■ What to produce: Print out every record below, exactly as written.

Records from a collection
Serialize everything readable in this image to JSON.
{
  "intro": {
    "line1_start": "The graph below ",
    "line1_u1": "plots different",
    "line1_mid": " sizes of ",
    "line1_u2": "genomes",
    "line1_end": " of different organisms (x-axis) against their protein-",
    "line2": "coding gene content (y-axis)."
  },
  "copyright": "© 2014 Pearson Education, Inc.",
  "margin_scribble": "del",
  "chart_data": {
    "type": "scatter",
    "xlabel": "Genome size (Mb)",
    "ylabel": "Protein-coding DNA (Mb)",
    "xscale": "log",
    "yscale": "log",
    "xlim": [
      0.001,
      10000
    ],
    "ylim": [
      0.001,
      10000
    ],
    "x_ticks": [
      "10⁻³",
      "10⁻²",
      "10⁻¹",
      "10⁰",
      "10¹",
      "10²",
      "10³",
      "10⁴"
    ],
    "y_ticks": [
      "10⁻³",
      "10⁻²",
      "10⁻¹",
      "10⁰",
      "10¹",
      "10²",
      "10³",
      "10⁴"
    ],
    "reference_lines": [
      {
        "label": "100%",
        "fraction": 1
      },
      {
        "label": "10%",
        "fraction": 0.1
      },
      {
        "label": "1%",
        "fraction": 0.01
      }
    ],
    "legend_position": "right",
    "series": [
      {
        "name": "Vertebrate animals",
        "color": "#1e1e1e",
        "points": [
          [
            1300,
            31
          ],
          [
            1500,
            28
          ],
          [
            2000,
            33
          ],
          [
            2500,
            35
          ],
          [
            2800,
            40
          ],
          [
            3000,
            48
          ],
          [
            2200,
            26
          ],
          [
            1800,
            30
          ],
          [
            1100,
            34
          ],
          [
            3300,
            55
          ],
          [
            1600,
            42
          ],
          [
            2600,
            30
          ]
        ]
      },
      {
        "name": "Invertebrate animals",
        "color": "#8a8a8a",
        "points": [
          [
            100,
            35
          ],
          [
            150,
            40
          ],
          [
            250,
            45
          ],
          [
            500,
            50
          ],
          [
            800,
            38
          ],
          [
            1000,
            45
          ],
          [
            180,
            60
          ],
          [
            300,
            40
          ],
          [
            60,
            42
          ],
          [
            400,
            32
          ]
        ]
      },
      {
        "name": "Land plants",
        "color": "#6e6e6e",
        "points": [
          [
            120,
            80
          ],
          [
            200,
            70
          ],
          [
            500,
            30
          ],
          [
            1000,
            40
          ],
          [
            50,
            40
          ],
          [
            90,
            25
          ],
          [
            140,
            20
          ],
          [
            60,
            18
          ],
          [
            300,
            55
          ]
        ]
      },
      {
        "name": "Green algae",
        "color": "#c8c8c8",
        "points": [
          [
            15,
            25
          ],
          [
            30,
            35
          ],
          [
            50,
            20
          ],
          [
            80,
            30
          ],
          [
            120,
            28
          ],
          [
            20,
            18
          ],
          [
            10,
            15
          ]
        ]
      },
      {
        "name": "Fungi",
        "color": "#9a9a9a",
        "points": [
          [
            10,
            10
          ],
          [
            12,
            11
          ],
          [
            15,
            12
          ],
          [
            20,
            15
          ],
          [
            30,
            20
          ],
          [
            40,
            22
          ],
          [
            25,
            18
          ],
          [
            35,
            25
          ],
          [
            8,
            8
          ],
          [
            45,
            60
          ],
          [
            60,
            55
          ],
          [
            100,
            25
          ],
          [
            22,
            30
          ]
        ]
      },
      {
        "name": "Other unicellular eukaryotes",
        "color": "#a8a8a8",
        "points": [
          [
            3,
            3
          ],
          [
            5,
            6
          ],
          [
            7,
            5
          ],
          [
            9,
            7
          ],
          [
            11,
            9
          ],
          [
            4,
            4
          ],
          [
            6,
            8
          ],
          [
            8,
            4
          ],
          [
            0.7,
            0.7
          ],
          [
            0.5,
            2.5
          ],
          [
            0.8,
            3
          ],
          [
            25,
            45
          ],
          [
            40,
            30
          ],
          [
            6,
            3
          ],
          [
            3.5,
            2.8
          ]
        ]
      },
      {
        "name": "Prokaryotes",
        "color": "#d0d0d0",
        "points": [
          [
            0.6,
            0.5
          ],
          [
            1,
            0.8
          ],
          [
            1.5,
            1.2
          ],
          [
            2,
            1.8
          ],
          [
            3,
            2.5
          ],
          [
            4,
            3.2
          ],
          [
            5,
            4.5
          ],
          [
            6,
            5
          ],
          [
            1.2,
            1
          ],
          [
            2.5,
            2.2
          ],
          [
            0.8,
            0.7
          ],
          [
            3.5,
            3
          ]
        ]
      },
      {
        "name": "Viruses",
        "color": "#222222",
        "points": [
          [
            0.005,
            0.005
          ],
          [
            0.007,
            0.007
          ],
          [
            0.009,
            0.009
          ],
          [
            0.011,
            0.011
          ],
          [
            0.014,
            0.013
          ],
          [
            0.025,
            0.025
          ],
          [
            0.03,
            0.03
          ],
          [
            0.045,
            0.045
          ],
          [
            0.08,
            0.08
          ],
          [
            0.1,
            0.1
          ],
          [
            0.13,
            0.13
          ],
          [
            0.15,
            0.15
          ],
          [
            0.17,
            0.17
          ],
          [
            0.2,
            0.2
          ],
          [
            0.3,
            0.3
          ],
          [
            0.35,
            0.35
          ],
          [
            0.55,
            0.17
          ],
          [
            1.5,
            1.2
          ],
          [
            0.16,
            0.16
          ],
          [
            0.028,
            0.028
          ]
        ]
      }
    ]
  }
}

■ Result:
Serialize everything readable in this image to JSON.
{
  "intro": {
    "line1_start": "The graph below ",
    "line1_u1": "plots different",
    "line1_mid": " sizes of ",
    "line1_u2": "genomes",
    "line1_end": " of different organisms (x-axis) against their protein-",
    "line2": "coding gene content (y-axis)."
  },
  "copyright": "© 2014 Pearson Education, Inc.",
  "margin_scribble": "del",
  "chart_data": {
    "type": "scatter",
    "xlabel": "Genome size (Mb)",
    "ylabel": "Protein-coding DNA (Mb)",
    "xscale": "log",
    "yscale": "log",
    "xlim": [
      0.001,
      10000
    ],
    "ylim": [
      0.001,
      10000
    ],
    "x_ticks": [
      "10⁻³",
      "10⁻²",
      "10⁻¹",
      "10⁰",
      "10¹",
      "10²",
      "10³",
      "10⁴"
    ],
    "y_ticks": [
      "10⁻³",
      "10⁻²",
      "10⁻¹",
      "10⁰",
      "10¹",
      "10²",
      "10³",
      "10⁴"
    ],
    "reference_lines": [
      {
        "label": "100%",
        "fraction": 1
      },
      {
        "label": "10%",
        "fraction": 0.1
      },
      {
        "label": "1%",
        "fraction": 0.01
      }
    ],
    "legend_position": "right",
    "series": [
      {
        "name": "Vertebrate animals",
        "color": "#1e1e1e",
        "points": [
          [
            1300,
            31
          ],
          [
            1500,
            28
          ],
          [
            2000,
            33
          ],
          [
            2500,
            35
          ],
          [
            2800,
            40
          ],
          [
            3000,
            48
          ],
          [
            2200,
            26
          ],
          [
            1800,
            30
          ],
          [
            1100,
            34
          ],
          [
            3300,
            55
          ],
          [
            1600,
            42
          ],
          [
            2600,
            30
          ]
        ]
      },
      {
        "name": "Invertebrate animals",
        "color": "#8a8a8a",
        "points": [
          [
            100,
            35
          ],
          [
            150,
            40
          ],
          [
            250,
            45
          ],
          [
            500,
            50
          ],
          [
            800,
            38
          ],
          [
            1000,
            45
          ],
          [
            180,
            60
          ],
          [
            300,
            40
          ],
          [
            60,
            42
          ],
          [
            400,
            32
          ]
        ]
      },
      {
        "name": "Land plants",
        "color": "#6e6e6e",
        "points": [
          [
            120,
            80
          ],
          [
            200,
            70
          ],
          [
            500,
            30
          ],
          [
            1000,
            40
          ],
          [
            50,
            40
          ],
          [
            90,
            25
          ],
          [
            140,
            20
          ],
          [
            60,
            18
          ],
          [
            300,
            55
          ]
        ]
      },
      {
        "name": "Green algae",
        "color": "#c8c8c8",
        "points": [
          [
            15,
            25
          ],
          [
            30,
            35
          ],
          [
            50,
            20
          ],
          [
            80,
            30
          ],
          [
            120,
            28
          ],
          [
            20,
            18
          ],
          [
            10,
            15
          ]
        ]
      },
      {
        "name": "Fungi",
        "color": "#9a9a9a",
        "points": [
          [
            10,
            10
          ],
          [
            12,
            11
          ],
          [
            15,
            12
          ],
          [
            20,
            15
          ],
          [
            30,
            20
          ],
          [
            40,
            22
          ],
          [
            25,
            18
          ],
          [
            35,
            25
          ],
          [
            8,
            8
          ],
          [
            45,
            60
          ],
          [
            60,
            55
          ],
          [
            100,
            25
          ],
          [
            22,
            30
          ]
        ]
      },
      {
        "name": "Other unicellular eukaryotes",
        "color": "#a8a8a8",
        "points": [
          [
            3,
            3
          ],
          [
            5,
            6
          ],
          [
            7,
            5
          ],
          [
            9,
            7
          ],
          [
            11,
            9
          ],
          [
            4,
            4
          ],
          [
            6,
            8
          ],
          [
            8,
            4
          ],
          [
            0.7,
            0.7
          ],
          [
            0.5,
            2.5
          ],
          [
            0.8,
            3
          ],
          [
            25,
            45
          ],
          [
            40,
            30
          ],
          [
            6,
            3
          ],
          [
            3.5,
            2.8
          ]
        ]
      },
      {
        "name": "Prokaryotes",
        "color": "#d0d0d0",
        "points": [
          [
            0.6,
            0.5
          ],
          [
            1,
            0.8
          ],
          [
            1.5,
            1.2
          ],
          [
            2,
            1.8
          ],
          [
            3,
            2.5
          ],
          [
            4,
            3.2
          ],
          [
            5,
            4.5
          ],
          [
            6,
            5
          ],
          [
            1.2,
            1
          ],
          [
            2.5,
            2.2
          ],
          [
            0.8,
            0.7
          ],
          [
            3.5,
            3
          ]
        ]
      },
      {
        "name": "Viruses",
        "color": "#222222",
        "points": [
          [
            0.005,
            0.005
          ],
          [
            0.007,
            0.007
          ],
          [
            0.009,
            0.009
          ],
          [
            0.011,
            0.011
          ],
          [
            0.014,
            0.013
          ],
          [
            0.025,
            0.025
          ],
          [
            0.03,
            0.03
          ],
          [
            0.045,
            0.045
          ],
          [
            0.08,
            0.08
          ],
          [
            0.1,
            0.1
          ],
          [
            0.13,
            0.13
          ],
          [
            0.15,
            0.15
          ],
          [
            0.17,
            0.17
          ],
          [
            0.2,
            0.2
          ],
          [
            0.3,
            0.3
          ],
          [
            0.35,
            0.35
          ],
          [
            0.55,
            0.17
          ],
          [
            1.5,
            1.2
          ],
          [
            0.16,
            0.16
          ],
          [
            0.028,
            0.028
          ]
        ]
      }
    ]
  }
}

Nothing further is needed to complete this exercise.